• _Requirement_
In the listing below, find the line containing "Read out every word on this page.". Write out that line and every line after it to the end, exactly and only those.

• _Stored data_
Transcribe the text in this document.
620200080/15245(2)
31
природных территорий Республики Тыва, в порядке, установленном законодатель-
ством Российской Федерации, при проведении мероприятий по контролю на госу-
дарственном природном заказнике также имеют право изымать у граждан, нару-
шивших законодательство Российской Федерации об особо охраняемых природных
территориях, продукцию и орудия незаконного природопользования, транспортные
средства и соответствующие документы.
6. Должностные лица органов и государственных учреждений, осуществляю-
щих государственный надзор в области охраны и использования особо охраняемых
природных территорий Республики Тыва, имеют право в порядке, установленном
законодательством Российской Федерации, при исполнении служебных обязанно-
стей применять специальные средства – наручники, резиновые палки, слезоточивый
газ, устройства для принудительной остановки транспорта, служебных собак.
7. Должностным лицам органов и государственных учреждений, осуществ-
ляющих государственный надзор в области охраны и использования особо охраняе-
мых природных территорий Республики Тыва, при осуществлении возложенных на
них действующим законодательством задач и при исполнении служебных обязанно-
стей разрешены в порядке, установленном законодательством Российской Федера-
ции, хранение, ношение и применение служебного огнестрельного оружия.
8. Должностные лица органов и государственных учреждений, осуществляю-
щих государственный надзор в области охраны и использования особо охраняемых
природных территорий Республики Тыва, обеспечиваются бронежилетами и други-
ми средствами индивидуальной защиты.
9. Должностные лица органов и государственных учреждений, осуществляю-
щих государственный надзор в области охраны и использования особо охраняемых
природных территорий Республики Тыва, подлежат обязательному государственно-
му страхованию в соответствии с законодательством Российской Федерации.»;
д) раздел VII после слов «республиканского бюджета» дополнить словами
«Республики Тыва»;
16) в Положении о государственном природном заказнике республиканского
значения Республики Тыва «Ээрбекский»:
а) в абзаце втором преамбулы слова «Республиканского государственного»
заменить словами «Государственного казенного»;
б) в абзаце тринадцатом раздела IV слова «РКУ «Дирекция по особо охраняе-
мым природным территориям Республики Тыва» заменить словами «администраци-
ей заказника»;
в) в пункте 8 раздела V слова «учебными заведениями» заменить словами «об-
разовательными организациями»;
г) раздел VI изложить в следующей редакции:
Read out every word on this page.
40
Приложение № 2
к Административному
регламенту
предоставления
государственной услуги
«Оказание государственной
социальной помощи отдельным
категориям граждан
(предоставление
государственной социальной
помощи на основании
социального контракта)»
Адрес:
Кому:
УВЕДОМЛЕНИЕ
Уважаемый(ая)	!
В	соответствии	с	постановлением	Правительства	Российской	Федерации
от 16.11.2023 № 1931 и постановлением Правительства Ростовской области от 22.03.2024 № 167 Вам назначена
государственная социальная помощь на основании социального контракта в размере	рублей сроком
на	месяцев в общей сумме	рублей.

• _Solution for this task_
Read out every word on this page.
40
Приложение № 2
к Административному
регламенту
предоставления
государственной услуги
«Оказание государственной
социальной помощи отдельным
категориям граждан
(предоставление
государственной социальной
помощи на основании
социального контракта)»
Адрес:
Кому:
УВЕДОМЛЕНИЕ
Уважаемый(ая)	!
В	соответствии	с	постановлением	Правительства	Российской	Федерации
от 16.11.2023 № 1931 и постановлением Правительства Ростовской области от 22.03.2024 № 167 Вам назначена
государственная социальная помощь на основании социального контракта в размере	рублей сроком
на	месяцев в общей сумме	рублей.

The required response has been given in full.